* [Work to do] Exactly repeat the full listing that follows.

══ Input data ══

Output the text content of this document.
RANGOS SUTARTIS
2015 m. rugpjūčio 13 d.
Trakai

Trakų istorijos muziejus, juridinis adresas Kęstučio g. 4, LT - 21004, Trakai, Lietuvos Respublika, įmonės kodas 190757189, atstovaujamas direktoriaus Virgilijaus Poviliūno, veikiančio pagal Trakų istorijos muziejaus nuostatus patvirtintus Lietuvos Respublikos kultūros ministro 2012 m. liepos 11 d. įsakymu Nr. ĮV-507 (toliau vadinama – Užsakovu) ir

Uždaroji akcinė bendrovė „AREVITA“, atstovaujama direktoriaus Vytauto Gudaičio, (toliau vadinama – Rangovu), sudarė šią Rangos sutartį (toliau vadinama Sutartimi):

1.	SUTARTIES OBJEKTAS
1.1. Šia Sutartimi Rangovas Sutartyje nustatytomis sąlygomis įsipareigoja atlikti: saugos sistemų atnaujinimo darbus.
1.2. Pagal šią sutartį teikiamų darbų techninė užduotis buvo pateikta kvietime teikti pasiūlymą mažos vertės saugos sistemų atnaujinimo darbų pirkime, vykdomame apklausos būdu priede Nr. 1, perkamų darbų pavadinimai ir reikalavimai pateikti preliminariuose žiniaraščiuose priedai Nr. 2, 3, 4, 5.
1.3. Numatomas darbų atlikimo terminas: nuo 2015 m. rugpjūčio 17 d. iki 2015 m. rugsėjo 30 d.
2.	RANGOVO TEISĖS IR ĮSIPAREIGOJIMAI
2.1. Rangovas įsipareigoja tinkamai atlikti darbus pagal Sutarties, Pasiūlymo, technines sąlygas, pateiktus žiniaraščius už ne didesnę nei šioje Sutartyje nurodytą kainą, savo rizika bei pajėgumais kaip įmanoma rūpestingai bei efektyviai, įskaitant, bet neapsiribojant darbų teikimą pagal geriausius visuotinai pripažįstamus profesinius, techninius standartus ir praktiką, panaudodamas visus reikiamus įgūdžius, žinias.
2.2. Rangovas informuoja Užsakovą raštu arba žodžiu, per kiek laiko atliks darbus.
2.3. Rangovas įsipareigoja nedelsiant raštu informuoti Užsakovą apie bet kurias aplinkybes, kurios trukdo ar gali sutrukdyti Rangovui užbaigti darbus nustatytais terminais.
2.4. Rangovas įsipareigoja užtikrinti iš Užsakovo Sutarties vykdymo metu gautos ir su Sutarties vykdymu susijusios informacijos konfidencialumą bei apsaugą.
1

═══

* [Result of this task]
Output the text content of this document.
RANGOS SUTARTIS
2015 m. rugpjūčio 13 d.
Trakai

Trakų istorijos muziejus, juridinis adresas Kęstučio g. 4, LT - 21004, Trakai, Lietuvos Respublika, įmonės kodas 190757189, atstovaujamas direktoriaus Virgilijaus Poviliūno, veikiančio pagal Trakų istorijos muziejaus nuostatus patvirtintus Lietuvos Respublikos kultūros ministro 2012 m. liepos 11 d. įsakymu Nr. ĮV-507 (toliau vadinama – Užsakovu) ir

Uždaroji akcinė bendrovė „AREVITA“, atstovaujama direktoriaus Vytauto Gudaičio, (toliau vadinama – Rangovu), sudarė šią Rangos sutartį (toliau vadinama Sutartimi):

1.	SUTARTIES OBJEKTAS
1.1. Šia Sutartimi Rangovas Sutartyje nustatytomis sąlygomis įsipareigoja atlikti: saugos sistemų atnaujinimo darbus.
1.2. Pagal šią sutartį teikiamų darbų techninė užduotis buvo pateikta kvietime teikti pasiūlymą mažos vertės saugos sistemų atnaujinimo darbų pirkime, vykdomame apklausos būdu priede Nr. 1, perkamų darbų pavadinimai ir reikalavimai pateikti preliminariuose žiniaraščiuose priedai Nr. 2, 3, 4, 5.
1.3. Numatomas darbų atlikimo terminas: nuo 2015 m. rugpjūčio 17 d. iki 2015 m. rugsėjo 30 d.
2.	RANGOVO TEISĖS IR ĮSIPAREIGOJIMAI
2.1. Rangovas įsipareigoja tinkamai atlikti darbus pagal Sutarties, Pasiūlymo, technines sąlygas, pateiktus žiniaraščius už ne didesnę nei šioje Sutartyje nurodytą kainą, savo rizika bei pajėgumais kaip įmanoma rūpestingai bei efektyviai, įskaitant, bet neapsiribojant darbų teikimą pagal geriausius visuotinai pripažįstamus profesinius, techninius standartus ir praktiką, panaudodamas visus reikiamus įgūdžius, žinias.
2.2. Rangovas informuoja Užsakovą raštu arba žodžiu, per kiek laiko atliks darbus.
2.3. Rangovas įsipareigoja nedelsiant raštu informuoti Užsakovą apie bet kurias aplinkybes, kurios trukdo ar gali sutrukdyti Rangovui užbaigti darbus nustatytais terminais.
2.4. Rangovas įsipareigoja užtikrinti iš Užsakovo Sutarties vykdymo metu gautos ir su Sutarties vykdymu susijusios informacijos konfidencialumą bei apsaugą.
1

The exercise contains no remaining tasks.